Items from a dataset:
★ ★ ★ ★ ★ ★ ★
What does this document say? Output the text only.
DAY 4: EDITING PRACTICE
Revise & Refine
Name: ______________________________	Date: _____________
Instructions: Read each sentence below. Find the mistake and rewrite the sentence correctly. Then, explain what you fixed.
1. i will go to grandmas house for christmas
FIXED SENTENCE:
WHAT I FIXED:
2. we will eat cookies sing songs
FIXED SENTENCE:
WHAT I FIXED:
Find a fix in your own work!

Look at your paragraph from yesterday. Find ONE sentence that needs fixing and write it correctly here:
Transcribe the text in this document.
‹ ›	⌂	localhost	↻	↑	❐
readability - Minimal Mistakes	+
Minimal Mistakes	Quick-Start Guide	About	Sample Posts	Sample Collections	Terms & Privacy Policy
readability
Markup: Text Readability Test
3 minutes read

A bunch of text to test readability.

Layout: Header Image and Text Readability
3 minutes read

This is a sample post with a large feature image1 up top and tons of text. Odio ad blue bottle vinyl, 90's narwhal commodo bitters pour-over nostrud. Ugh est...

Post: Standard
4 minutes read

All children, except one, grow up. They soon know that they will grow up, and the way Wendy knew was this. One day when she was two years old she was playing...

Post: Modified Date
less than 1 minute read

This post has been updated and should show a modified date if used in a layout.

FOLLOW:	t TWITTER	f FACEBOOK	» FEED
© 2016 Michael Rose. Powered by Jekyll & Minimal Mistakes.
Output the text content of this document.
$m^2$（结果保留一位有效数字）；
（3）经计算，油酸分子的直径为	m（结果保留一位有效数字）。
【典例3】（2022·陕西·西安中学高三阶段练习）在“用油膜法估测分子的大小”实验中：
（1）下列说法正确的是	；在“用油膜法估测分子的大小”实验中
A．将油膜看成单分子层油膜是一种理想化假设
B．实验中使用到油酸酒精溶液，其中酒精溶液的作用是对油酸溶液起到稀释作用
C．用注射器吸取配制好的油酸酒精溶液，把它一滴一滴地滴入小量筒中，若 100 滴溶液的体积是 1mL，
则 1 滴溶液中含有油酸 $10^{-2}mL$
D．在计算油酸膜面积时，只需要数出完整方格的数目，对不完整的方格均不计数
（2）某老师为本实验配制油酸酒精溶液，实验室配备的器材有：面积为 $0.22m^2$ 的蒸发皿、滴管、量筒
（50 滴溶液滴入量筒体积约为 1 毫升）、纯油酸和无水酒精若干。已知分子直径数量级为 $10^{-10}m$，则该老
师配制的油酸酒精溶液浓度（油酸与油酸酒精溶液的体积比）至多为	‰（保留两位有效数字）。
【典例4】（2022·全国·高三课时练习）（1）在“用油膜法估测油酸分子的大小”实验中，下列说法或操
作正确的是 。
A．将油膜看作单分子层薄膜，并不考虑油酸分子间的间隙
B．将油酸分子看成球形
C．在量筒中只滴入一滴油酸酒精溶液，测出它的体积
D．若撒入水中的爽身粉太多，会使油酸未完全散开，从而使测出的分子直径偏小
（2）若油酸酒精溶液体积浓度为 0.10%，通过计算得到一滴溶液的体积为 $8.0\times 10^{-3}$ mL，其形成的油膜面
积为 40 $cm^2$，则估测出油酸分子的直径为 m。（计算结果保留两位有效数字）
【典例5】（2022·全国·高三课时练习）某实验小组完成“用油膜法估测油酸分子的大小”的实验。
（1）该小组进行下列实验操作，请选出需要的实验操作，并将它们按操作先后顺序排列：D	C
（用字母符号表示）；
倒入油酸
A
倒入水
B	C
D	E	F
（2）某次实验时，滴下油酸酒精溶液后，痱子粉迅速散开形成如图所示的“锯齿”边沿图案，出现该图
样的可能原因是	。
★ ★ ★ ★ ★ ★ ★
* Exercise directions:
Exactly how many lines of the listing above contain the string "that"? Give no more than the number.

* Exercise output:
2